What you will do: Count the lines below that contain the word "TUBERÍA", and reply with that number alone.
#### Records supplied
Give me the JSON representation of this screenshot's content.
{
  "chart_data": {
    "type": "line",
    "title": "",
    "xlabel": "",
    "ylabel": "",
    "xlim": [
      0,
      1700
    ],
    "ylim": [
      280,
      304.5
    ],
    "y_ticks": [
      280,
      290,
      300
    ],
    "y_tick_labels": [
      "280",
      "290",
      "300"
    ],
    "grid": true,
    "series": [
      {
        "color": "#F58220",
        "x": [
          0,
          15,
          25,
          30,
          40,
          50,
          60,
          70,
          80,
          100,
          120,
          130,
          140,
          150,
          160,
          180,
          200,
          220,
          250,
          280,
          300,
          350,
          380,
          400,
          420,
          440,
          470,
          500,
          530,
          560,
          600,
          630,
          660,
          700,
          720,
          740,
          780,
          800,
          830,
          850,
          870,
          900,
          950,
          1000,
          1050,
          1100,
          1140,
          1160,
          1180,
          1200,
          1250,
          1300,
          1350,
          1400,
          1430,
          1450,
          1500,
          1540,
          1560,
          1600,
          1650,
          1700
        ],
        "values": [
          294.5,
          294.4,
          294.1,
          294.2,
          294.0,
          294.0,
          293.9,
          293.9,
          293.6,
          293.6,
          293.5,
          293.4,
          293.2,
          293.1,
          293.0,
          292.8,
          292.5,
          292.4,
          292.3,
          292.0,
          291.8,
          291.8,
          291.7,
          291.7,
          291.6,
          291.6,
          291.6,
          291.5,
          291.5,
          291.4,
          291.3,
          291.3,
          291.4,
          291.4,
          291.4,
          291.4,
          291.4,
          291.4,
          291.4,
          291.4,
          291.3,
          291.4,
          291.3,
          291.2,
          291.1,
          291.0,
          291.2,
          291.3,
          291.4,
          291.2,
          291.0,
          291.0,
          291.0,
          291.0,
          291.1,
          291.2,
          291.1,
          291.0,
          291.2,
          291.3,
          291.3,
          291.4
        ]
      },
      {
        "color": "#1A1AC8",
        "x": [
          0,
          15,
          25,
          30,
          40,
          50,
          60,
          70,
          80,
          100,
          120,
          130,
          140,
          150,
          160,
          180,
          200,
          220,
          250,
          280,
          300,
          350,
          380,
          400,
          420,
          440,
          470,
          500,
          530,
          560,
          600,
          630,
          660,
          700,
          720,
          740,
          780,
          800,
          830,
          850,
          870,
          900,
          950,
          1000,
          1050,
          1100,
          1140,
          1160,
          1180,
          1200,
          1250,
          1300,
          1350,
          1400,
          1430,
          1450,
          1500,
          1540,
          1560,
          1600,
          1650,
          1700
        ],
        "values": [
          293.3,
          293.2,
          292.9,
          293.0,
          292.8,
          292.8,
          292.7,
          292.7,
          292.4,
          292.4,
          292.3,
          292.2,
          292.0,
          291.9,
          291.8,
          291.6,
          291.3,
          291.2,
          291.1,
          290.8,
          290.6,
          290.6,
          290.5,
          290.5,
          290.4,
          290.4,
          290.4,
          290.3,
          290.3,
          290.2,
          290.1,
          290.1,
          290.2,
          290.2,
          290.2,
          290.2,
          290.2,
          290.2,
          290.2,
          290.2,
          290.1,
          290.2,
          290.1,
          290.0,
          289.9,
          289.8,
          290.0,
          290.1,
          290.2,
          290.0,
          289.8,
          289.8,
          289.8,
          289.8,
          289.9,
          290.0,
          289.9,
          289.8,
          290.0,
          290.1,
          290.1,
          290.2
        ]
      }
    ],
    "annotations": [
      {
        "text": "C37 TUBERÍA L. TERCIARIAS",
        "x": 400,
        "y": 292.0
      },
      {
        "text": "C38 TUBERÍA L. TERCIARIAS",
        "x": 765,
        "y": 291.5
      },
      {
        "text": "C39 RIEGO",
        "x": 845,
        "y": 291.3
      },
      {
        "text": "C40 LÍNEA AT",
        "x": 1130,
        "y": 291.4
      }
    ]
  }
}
########
Response: 2